TEXTE DE RÉFÉRENCE -
•••••

Intersections

Saumur, 1916. Les hommes jeunes et valides sont au front. Les femmes s’affairent et se dévouent. Elles accueillent les réfugiés, soignent les blessés, travaillent aux champs, font tourner les usines et les boutiques, rassurent les enfants. Et la vie continue.

Nombreux sont les souvenirs de cette année 1916 à Saumur : photographies, lettres, cartes postales, dessins, objets ont été utilisés pour restituer ce témoignage de la vie quotidienne saumuroise, à l’ombre des terribles batailles de Verdun et de la Somme.

Le boyau.

Plusieurs issues, entrées et sorties, convergent vers un carrefour central, un croisement entre différentes tranchées. L’objet est une métaphore de l’étoile, d’une croisée des voies qui rallient le front à l’arrière front, des hôpitaux aux camps militaires.

Retourner la forme du boyau par une toiture exiguë, c’est pousser les visiteurs à se tenir aux abris, sentir cette pression des dangers venant du ciel. La charpente protège, elle est un abri, une cloche de protection arrivée trop tard pour les soldats combattant sur le front. Cette cloche protège et conserve l’histoire.

La charpente fait référence aussi aux tentes hospitalières et architectures temporaires construites en arrière front. Constituée de bastaings de bois, section de bois lourde, solide et stable, la structure rappelle tout d’abord l’architecture de guerre, mais par sa forme et sa mise en espace, elle renvoie surtout aux constructions en bois sommaires que l’on peut retrouver dans les tranchées de l’époque: échelles en bois pour les assauts, barrières anti-char, clôtures de barbelés et ossatures retenant la terre.

•••••

Répondez à ces questions sur le texte consacré à Saumur en 1916 :
1. À l'ombre de quelles batailles le texte place-t-il la vie quotidienne saumuroise ?
2. Vers quoi convergent les différentes issues du boyau ?
3. De quoi la charpente est-elle constituée ?

•••••

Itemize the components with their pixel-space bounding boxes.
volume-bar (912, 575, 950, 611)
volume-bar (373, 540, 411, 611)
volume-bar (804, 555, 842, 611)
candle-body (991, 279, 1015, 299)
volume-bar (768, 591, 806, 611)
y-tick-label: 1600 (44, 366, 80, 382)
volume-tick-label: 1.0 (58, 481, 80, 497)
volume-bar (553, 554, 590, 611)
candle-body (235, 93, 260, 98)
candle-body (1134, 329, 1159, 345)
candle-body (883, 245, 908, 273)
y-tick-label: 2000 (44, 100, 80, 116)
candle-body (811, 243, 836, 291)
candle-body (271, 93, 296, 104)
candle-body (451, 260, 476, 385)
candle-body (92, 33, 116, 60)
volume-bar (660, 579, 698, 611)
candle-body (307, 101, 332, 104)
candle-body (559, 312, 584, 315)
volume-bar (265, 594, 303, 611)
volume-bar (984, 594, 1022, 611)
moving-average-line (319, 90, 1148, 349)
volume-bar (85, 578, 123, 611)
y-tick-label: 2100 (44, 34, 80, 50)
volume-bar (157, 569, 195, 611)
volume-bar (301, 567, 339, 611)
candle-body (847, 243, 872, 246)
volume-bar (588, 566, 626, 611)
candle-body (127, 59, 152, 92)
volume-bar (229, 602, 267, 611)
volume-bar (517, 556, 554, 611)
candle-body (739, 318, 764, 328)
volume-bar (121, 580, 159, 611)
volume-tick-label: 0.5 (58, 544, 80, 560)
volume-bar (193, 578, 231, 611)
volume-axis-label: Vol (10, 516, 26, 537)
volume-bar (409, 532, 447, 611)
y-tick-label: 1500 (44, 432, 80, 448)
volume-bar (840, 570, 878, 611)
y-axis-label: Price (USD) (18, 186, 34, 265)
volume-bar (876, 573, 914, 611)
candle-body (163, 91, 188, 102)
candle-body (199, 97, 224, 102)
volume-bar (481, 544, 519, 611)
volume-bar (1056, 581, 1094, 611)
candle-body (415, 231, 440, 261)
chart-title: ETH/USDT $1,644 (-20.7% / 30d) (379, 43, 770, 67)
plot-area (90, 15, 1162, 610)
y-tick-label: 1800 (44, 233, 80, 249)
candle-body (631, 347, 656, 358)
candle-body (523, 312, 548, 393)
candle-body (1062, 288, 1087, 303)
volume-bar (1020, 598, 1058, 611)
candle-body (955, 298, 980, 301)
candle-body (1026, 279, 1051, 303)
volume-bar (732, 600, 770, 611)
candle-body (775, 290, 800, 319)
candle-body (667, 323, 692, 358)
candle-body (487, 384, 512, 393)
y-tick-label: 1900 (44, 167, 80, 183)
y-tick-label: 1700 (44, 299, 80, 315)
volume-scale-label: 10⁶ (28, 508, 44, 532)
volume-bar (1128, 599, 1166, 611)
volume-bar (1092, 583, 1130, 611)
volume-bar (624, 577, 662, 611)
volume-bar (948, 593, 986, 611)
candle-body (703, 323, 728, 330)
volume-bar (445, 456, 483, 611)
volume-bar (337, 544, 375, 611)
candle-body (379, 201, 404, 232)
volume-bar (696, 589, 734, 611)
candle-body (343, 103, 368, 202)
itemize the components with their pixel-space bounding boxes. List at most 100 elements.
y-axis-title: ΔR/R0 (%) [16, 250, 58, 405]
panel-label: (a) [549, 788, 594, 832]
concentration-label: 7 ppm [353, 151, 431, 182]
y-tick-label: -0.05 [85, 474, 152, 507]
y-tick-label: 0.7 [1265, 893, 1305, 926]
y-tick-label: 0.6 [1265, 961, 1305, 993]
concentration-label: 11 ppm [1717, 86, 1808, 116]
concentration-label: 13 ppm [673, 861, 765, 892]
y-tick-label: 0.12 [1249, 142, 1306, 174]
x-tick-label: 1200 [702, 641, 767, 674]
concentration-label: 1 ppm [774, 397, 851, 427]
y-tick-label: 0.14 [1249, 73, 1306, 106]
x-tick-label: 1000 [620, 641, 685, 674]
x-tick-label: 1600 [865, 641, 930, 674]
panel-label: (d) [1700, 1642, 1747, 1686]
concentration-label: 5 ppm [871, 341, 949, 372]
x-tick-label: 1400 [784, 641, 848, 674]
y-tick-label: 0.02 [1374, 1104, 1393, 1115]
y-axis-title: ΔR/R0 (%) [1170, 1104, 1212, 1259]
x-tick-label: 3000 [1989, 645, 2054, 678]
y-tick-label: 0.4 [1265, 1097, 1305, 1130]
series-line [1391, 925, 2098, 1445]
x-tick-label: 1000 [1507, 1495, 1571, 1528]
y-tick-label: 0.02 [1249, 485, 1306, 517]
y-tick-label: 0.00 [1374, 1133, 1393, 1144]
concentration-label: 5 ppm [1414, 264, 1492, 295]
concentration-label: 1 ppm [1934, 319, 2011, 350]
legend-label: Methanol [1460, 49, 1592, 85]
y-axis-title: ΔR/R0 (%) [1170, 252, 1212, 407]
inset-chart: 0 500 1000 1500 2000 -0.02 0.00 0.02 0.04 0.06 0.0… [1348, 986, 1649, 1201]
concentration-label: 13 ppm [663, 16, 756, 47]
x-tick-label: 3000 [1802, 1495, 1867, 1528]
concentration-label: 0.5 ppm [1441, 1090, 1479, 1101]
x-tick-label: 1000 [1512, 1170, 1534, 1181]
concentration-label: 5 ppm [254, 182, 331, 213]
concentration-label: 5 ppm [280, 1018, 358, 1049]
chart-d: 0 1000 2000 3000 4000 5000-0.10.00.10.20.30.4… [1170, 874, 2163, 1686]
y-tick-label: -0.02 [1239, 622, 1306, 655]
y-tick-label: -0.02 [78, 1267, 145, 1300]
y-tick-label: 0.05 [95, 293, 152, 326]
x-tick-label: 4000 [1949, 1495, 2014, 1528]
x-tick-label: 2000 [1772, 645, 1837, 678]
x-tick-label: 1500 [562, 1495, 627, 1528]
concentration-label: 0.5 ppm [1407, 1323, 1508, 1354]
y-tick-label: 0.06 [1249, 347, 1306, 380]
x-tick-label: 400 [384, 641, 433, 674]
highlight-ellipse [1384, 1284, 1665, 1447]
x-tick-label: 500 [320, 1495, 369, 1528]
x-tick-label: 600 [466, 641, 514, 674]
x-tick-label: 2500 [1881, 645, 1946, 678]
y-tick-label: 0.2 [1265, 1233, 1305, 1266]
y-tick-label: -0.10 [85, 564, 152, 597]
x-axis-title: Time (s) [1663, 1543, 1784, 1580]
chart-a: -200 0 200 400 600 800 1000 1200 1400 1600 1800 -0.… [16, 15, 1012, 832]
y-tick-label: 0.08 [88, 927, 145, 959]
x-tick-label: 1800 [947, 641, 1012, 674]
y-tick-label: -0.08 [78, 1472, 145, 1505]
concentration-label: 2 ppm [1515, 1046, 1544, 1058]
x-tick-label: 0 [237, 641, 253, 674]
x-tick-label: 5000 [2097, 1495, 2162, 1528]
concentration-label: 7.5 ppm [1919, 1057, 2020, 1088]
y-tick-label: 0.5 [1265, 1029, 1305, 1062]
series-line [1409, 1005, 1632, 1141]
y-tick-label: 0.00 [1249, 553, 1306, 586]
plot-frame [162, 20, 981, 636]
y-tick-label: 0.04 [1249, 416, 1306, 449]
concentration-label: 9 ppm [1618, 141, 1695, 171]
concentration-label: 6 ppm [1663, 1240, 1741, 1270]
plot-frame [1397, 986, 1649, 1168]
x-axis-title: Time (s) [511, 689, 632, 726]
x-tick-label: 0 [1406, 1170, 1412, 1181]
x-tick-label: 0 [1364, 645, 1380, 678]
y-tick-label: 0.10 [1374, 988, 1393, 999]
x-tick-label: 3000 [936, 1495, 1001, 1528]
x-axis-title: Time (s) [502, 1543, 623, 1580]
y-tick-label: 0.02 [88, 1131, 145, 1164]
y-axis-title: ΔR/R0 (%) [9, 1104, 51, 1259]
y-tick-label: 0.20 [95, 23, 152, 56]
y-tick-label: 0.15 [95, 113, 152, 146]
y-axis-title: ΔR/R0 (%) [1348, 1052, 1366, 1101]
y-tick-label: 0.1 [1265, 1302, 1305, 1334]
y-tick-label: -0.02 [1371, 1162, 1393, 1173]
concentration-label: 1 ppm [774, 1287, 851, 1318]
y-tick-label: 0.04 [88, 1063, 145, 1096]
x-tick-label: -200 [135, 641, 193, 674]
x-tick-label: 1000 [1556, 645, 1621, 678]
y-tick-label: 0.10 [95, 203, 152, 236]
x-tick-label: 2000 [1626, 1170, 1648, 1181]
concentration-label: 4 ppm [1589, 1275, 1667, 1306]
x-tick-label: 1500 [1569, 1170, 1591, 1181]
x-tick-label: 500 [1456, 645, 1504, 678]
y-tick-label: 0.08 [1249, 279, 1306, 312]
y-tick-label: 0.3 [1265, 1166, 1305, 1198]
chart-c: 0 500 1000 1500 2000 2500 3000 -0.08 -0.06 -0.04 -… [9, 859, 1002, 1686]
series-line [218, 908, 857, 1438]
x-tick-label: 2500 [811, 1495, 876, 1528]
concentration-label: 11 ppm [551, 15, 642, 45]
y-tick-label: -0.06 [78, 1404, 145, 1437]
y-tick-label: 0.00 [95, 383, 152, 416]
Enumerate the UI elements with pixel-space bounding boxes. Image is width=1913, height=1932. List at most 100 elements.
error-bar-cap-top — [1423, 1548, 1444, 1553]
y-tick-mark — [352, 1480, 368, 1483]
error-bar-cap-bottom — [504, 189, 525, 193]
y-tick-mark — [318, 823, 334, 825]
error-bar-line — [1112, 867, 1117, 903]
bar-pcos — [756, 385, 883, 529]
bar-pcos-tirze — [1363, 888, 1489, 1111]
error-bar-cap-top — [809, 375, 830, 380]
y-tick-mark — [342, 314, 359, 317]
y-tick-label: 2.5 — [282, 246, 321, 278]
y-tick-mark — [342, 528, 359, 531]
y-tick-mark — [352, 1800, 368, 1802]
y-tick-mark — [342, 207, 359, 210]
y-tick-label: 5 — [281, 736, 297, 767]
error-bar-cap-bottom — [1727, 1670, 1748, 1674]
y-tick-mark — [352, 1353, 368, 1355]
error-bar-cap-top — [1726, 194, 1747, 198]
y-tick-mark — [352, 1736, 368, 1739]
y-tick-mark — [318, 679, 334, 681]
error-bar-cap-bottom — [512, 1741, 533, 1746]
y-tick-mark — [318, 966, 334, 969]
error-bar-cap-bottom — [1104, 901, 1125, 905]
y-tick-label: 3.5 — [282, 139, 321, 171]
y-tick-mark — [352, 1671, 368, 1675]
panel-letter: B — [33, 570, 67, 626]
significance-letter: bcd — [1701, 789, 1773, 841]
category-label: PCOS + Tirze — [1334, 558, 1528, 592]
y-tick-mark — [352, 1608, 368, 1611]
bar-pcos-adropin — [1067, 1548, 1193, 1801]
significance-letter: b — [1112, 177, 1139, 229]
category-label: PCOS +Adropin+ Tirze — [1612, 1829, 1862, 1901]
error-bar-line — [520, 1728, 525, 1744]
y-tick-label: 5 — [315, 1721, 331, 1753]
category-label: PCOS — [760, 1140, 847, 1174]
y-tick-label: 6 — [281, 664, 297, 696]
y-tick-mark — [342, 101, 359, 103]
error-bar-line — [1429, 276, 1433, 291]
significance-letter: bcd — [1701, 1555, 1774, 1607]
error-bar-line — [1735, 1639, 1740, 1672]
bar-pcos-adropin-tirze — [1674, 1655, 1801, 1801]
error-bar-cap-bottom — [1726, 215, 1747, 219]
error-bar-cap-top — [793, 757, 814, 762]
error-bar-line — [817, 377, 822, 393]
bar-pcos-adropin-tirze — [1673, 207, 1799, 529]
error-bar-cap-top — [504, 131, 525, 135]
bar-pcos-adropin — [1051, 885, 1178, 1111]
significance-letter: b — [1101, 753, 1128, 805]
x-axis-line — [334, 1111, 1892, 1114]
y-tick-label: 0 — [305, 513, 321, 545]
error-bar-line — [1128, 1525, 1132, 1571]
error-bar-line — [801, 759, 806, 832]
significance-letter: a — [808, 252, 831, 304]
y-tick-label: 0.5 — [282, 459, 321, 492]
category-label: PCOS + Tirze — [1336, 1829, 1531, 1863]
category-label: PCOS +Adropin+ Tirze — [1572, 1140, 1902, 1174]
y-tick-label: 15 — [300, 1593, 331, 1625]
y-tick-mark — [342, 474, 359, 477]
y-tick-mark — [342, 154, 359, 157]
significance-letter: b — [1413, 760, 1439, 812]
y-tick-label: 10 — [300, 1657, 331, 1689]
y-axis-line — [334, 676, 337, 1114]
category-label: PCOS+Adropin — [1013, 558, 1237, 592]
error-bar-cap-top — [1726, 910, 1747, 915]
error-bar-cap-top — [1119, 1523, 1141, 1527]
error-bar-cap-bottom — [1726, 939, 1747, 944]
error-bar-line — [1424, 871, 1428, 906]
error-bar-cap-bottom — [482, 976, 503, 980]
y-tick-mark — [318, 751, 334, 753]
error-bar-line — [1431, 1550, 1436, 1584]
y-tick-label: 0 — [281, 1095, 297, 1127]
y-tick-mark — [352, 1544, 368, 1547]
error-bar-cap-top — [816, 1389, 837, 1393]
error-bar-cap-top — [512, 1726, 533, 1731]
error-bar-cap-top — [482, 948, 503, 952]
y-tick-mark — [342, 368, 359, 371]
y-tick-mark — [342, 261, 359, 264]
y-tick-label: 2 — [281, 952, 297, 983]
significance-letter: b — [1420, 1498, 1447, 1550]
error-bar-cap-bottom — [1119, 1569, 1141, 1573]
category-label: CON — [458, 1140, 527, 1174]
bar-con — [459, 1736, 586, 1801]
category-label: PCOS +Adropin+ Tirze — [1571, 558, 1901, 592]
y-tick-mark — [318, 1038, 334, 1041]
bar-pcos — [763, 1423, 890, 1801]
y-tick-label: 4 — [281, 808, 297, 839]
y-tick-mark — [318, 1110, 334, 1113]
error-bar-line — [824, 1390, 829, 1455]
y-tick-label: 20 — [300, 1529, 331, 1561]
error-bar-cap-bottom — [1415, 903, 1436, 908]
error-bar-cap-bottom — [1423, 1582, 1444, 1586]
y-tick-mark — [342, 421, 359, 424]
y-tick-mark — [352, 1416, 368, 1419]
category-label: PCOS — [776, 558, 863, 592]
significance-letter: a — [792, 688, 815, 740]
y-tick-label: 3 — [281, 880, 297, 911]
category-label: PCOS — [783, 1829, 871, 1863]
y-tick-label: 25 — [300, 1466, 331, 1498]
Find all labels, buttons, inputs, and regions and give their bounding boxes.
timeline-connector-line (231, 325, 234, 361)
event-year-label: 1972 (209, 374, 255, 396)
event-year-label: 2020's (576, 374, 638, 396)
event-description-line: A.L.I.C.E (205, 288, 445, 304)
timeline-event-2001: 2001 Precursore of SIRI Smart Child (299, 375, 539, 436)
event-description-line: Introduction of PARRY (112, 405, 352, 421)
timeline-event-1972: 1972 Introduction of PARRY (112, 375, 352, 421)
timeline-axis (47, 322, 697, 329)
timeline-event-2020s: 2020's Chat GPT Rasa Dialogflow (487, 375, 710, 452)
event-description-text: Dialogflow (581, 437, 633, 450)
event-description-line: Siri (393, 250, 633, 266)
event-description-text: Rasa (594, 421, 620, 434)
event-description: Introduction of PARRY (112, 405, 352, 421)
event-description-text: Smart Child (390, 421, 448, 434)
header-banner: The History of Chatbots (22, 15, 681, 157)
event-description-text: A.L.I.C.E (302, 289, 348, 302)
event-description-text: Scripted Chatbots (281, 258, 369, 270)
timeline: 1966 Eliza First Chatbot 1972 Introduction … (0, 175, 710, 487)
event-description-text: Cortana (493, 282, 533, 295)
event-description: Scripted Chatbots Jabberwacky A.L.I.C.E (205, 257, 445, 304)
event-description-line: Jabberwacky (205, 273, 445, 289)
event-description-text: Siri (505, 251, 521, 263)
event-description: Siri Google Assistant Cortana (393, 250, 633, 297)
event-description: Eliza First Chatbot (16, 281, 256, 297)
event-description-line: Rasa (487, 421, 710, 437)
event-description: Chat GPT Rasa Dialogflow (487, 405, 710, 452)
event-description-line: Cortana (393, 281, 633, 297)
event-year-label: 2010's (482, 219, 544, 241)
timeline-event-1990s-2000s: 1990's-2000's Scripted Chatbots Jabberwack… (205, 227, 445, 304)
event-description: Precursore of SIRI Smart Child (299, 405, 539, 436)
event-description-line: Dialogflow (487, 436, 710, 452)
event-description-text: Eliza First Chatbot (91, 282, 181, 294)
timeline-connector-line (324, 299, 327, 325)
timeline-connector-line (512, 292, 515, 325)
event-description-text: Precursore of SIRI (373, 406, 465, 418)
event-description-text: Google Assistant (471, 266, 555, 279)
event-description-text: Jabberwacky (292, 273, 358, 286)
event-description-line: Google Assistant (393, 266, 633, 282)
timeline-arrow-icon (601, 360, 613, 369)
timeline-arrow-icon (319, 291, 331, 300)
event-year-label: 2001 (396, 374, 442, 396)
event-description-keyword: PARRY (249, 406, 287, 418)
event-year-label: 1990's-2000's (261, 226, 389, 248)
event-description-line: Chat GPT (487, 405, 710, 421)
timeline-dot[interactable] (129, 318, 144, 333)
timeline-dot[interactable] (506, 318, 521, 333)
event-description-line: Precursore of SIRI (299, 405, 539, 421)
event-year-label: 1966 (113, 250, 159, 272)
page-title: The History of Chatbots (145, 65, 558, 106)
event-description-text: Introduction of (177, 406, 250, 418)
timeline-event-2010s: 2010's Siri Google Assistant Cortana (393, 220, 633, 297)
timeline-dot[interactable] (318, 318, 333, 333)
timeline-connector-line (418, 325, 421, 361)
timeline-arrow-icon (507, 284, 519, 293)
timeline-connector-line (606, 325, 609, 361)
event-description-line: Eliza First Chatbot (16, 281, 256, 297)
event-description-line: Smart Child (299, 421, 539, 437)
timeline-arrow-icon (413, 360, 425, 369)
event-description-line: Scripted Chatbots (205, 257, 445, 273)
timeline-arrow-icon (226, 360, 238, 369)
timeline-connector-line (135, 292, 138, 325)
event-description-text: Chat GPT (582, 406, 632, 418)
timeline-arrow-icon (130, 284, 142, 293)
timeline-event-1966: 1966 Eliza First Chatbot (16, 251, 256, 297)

•••••

ZONE DE RÉPONSE -
1. Les batailles de Verdun et de la Somme.
2. Vers un carrefour central, un croisement entre différentes tranchées.
3. De bastaings de bois.